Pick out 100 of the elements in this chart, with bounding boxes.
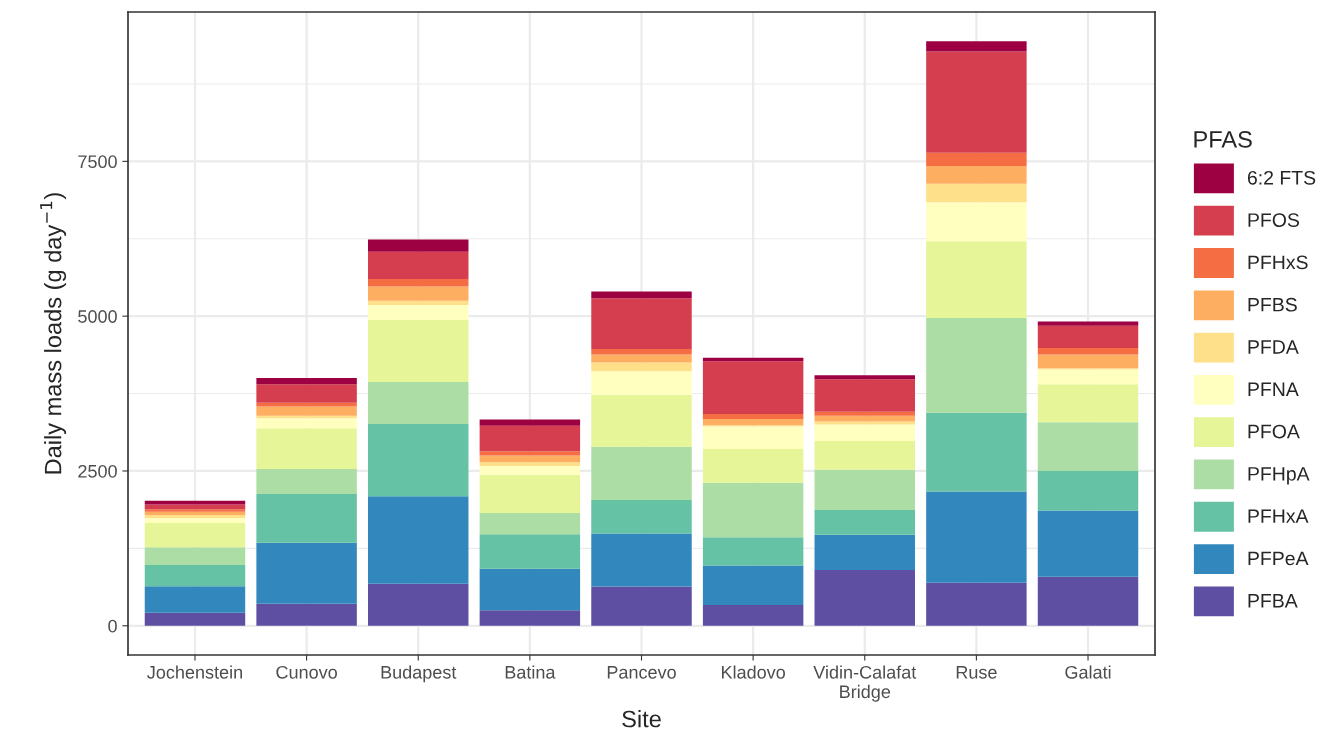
x-tick-label: Galati: [1065, 665, 1111, 679]
bar: [591, 394, 692, 447]
bar: [368, 496, 469, 584]
bar: [479, 455, 581, 463]
legend-title: PFAS: [1194, 131, 1252, 148]
bar: [702, 426, 804, 449]
bar: [256, 402, 357, 407]
bar: [591, 533, 692, 587]
bar: [368, 279, 469, 287]
bar: [368, 251, 469, 280]
bar: [926, 241, 1027, 319]
bar: [814, 375, 915, 380]
y-tick-label: 2500: [78, 464, 117, 478]
legend-label: PFHxA: [1248, 509, 1309, 523]
bar: [702, 448, 804, 483]
legend-label: PFPeA: [1248, 551, 1309, 566]
bar: [814, 469, 915, 510]
bar: [702, 537, 804, 566]
bar: [1037, 576, 1139, 626]
legend-label: PFHxS: [1248, 255, 1308, 270]
bar: [926, 51, 1027, 153]
bar: [256, 542, 357, 604]
bar: [479, 534, 581, 569]
bar: [256, 603, 357, 626]
bar: [1037, 422, 1139, 471]
x-tick-label: Vidin-Calafat Bridge: [813, 665, 917, 702]
y-tick-label: 0: [108, 619, 117, 633]
bar: [368, 382, 469, 424]
bar: [814, 379, 915, 412]
bar: [479, 568, 581, 611]
x-tick-label: Ruse: [956, 666, 997, 679]
bar: [926, 41, 1027, 52]
x-tick-label: Batina: [505, 665, 556, 679]
legend-label: PFBA: [1248, 594, 1298, 608]
bar: [144, 504, 246, 510]
bar: [256, 493, 357, 543]
bar: [479, 466, 581, 475]
bar: [1037, 369, 1139, 385]
bar: [591, 354, 692, 363]
bar: [368, 423, 469, 497]
bar: [591, 362, 692, 372]
bar: [926, 183, 1027, 203]
bar: [926, 318, 1027, 413]
bar: [256, 469, 357, 494]
bar: [926, 166, 1027, 184]
x-axis-title: Site: [622, 710, 661, 728]
bar: [479, 425, 581, 452]
bar: [256, 384, 357, 403]
bar: [479, 462, 581, 467]
bar: [256, 406, 357, 416]
x-tick-label: Budapest: [381, 665, 457, 683]
bar: [368, 305, 469, 320]
bar: [256, 428, 357, 470]
bar: [814, 570, 915, 626]
bar: [1037, 348, 1139, 355]
bar: [702, 418, 804, 426]
x-tick-label: Kladovo: [721, 665, 785, 679]
bar: [591, 298, 692, 349]
y-tick-label: 7500: [78, 155, 117, 169]
bar: [926, 582, 1027, 626]
bar: [814, 424, 915, 441]
bar: [814, 534, 915, 571]
legend-label: PFHpA: [1248, 467, 1310, 485]
legend-label: 6:2 FTS: [1247, 170, 1316, 185]
bar: [814, 411, 915, 416]
bar: [926, 202, 1027, 242]
bar: [1037, 470, 1139, 511]
bar: [368, 286, 469, 301]
x-tick-label: Pancevo: [607, 666, 676, 679]
bar: [144, 518, 246, 523]
x-tick-label: Jochenstein: [147, 665, 242, 679]
bar: [1037, 325, 1139, 349]
bar: [144, 547, 246, 566]
bar: [591, 371, 692, 395]
bar: [926, 152, 1027, 166]
bar: [814, 509, 915, 535]
legend-label: PFOS: [1248, 213, 1299, 227]
bar: [814, 421, 915, 425]
bar: [144, 565, 246, 587]
legend-label: PFDA: [1248, 340, 1299, 354]
bar: [144, 514, 246, 519]
bar: [256, 418, 357, 429]
legend-label: PFNA: [1248, 382, 1299, 396]
bar: [256, 378, 357, 385]
bar: [368, 300, 469, 306]
bar: [1037, 321, 1139, 326]
legend-label: PFBS: [1248, 297, 1297, 312]
bar: [814, 440, 915, 470]
bar: [702, 605, 804, 626]
bar: [591, 291, 692, 299]
bar: [1037, 354, 1139, 369]
bar: [591, 446, 692, 501]
bar: [479, 610, 581, 626]
bar: [479, 474, 581, 514]
bar: [591, 348, 692, 355]
y-axis-title: Daily mass loads (g day$^{−1}$): [40, 193, 67, 474]
bar: [1037, 510, 1139, 577]
legend-label: PFOA: [1248, 424, 1300, 439]
bar: [702, 565, 804, 606]
bar: [591, 500, 692, 534]
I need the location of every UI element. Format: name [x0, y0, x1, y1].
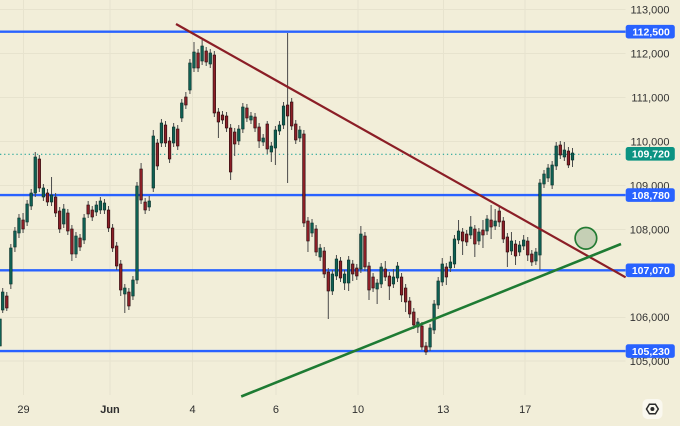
svg-text:29: 29: [17, 404, 29, 416]
svg-text:Jun: Jun: [100, 404, 120, 416]
svg-text:106,000: 106,000: [630, 312, 670, 324]
svg-text:6: 6: [273, 404, 279, 416]
svg-text:17: 17: [519, 404, 531, 416]
svg-text:108,000: 108,000: [630, 224, 670, 236]
svg-text:112,500: 112,500: [632, 27, 670, 39]
svg-text:109,720: 109,720: [632, 149, 670, 161]
svg-text:105,000: 105,000: [630, 356, 670, 368]
svg-text:111,000: 111,000: [631, 93, 669, 105]
svg-text:4: 4: [189, 404, 195, 416]
svg-text:108,780: 108,780: [632, 190, 670, 202]
svg-text:110,000: 110,000: [631, 136, 670, 148]
svg-text:10: 10: [352, 404, 364, 416]
svg-text:105,230: 105,230: [632, 346, 670, 358]
svg-text:112,000: 112,000: [631, 49, 670, 61]
svg-text:113,000: 113,000: [631, 5, 670, 17]
svg-text:107,070: 107,070: [632, 265, 670, 277]
svg-text:13: 13: [437, 404, 449, 416]
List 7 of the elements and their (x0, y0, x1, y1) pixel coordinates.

#### What is being asked
Return all the entries above word for word, leaving out the pictures.

#### The answer
Pick out 100 of the elements in this chart, with bounding boxes.
x-tick-label: Galati: [1065, 665, 1111, 679]
bar: [591, 394, 692, 447]
bar: [368, 496, 469, 584]
bar: [479, 455, 581, 463]
legend-title: PFAS: [1194, 131, 1252, 148]
bar: [702, 426, 804, 449]
bar: [256, 402, 357, 407]
bar: [591, 533, 692, 587]
bar: [368, 279, 469, 287]
bar: [368, 251, 469, 280]
bar: [926, 241, 1027, 319]
bar: [814, 375, 915, 380]
y-tick-label: 2500: [78, 464, 117, 478]
legend-label: PFHxA: [1248, 509, 1309, 523]
bar: [702, 448, 804, 483]
legend-label: PFPeA: [1248, 551, 1309, 566]
bar: [814, 469, 915, 510]
bar: [702, 537, 804, 566]
bar: [1037, 576, 1139, 626]
legend-label: PFHxS: [1248, 255, 1308, 270]
bar: [926, 51, 1027, 153]
bar: [256, 542, 357, 604]
bar: [479, 534, 581, 569]
bar: [256, 603, 357, 626]
bar: [1037, 422, 1139, 471]
x-tick-label: Vidin-Calafat Bridge: [813, 665, 917, 702]
y-tick-label: 0: [108, 619, 117, 633]
bar: [368, 382, 469, 424]
bar: [814, 379, 915, 412]
bar: [479, 568, 581, 611]
x-tick-label: Ruse: [956, 666, 997, 679]
bar: [926, 41, 1027, 52]
x-tick-label: Batina: [505, 665, 556, 679]
legend-label: PFBA: [1248, 594, 1298, 608]
bar: [144, 504, 246, 510]
bar: [256, 493, 357, 543]
bar: [479, 466, 581, 475]
bar: [1037, 369, 1139, 385]
bar: [591, 354, 692, 363]
bar: [368, 423, 469, 497]
bar: [591, 362, 692, 372]
bar: [926, 183, 1027, 203]
bar: [926, 318, 1027, 413]
bar: [256, 469, 357, 494]
bar: [926, 166, 1027, 184]
x-axis-title: Site: [622, 710, 661, 728]
bar: [479, 425, 581, 452]
bar: [256, 384, 357, 403]
bar: [479, 462, 581, 467]
bar: [256, 406, 357, 416]
x-tick-label: Budapest: [381, 665, 457, 683]
bar: [368, 305, 469, 320]
bar: [256, 428, 357, 470]
bar: [814, 570, 915, 626]
bar: [1037, 348, 1139, 355]
bar: [702, 418, 804, 426]
x-tick-label: Kladovo: [721, 665, 785, 679]
bar: [591, 298, 692, 349]
y-tick-label: 7500: [78, 155, 117, 169]
bar: [926, 582, 1027, 626]
bar: [814, 424, 915, 441]
bar: [814, 534, 915, 571]
legend-label: PFHpA: [1248, 467, 1310, 485]
legend-label: 6:2 FTS: [1247, 170, 1316, 185]
bar: [814, 411, 915, 416]
bar: [926, 202, 1027, 242]
bar: [1037, 470, 1139, 511]
bar: [368, 286, 469, 301]
x-tick-label: Pancevo: [607, 666, 676, 679]
bar: [144, 518, 246, 523]
x-tick-label: Jochenstein: [147, 665, 242, 679]
bar: [1037, 325, 1139, 349]
bar: [144, 547, 246, 566]
bar: [591, 371, 692, 395]
bar: [926, 152, 1027, 166]
bar: [814, 509, 915, 535]
legend-label: PFOS: [1248, 213, 1299, 227]
bar: [814, 421, 915, 425]
bar: [144, 565, 246, 587]
legend-label: PFDA: [1248, 340, 1299, 354]
bar: [144, 514, 246, 519]
bar: [256, 418, 357, 429]
legend-label: PFNA: [1248, 382, 1299, 396]
bar: [256, 378, 357, 385]
bar: [368, 300, 469, 306]
bar: [1037, 321, 1139, 326]
legend-label: PFBS: [1248, 297, 1297, 312]
bar: [814, 440, 915, 470]
bar: [702, 605, 804, 626]
bar: [591, 291, 692, 299]
bar: [1037, 354, 1139, 369]
bar: [591, 446, 692, 501]
bar: [479, 610, 581, 626]
bar: [479, 474, 581, 514]
bar: [591, 348, 692, 355]
y-axis-title: Daily mass loads (g day$^{−1}$): [40, 193, 67, 474]
bar: [1037, 510, 1139, 577]
legend-label: PFOA: [1248, 424, 1300, 439]
bar: [702, 565, 804, 606]
bar: [591, 500, 692, 534]
I need the location of every UI element. Format: name [x0, y0, x1, y1].
svg-text:29: 29: [17, 404, 29, 416]
svg-text:Jun: Jun: [100, 404, 120, 416]
svg-text:106,000: 106,000: [630, 312, 670, 324]
svg-text:6: 6: [273, 404, 279, 416]
svg-text:17: 17: [519, 404, 531, 416]
svg-text:108,000: 108,000: [630, 224, 670, 236]
svg-text:112,500: 112,500: [632, 27, 670, 39]
svg-text:109,720: 109,720: [632, 149, 670, 161]
svg-text:105,000: 105,000: [630, 356, 670, 368]
svg-text:111,000: 111,000: [631, 93, 669, 105]
svg-text:4: 4: [189, 404, 195, 416]
svg-text:108,780: 108,780: [632, 190, 670, 202]
svg-text:110,000: 110,000: [631, 136, 670, 148]
svg-text:10: 10: [352, 404, 364, 416]
svg-text:105,230: 105,230: [632, 346, 670, 358]
svg-text:112,000: 112,000: [631, 49, 670, 61]
svg-text:113,000: 113,000: [631, 5, 670, 17]
svg-text:107,070: 107,070: [632, 265, 670, 277]
svg-text:13: 13: [437, 404, 449, 416]
List 7 of the elements and their (x0, y0, x1, y1) pixel coordinates.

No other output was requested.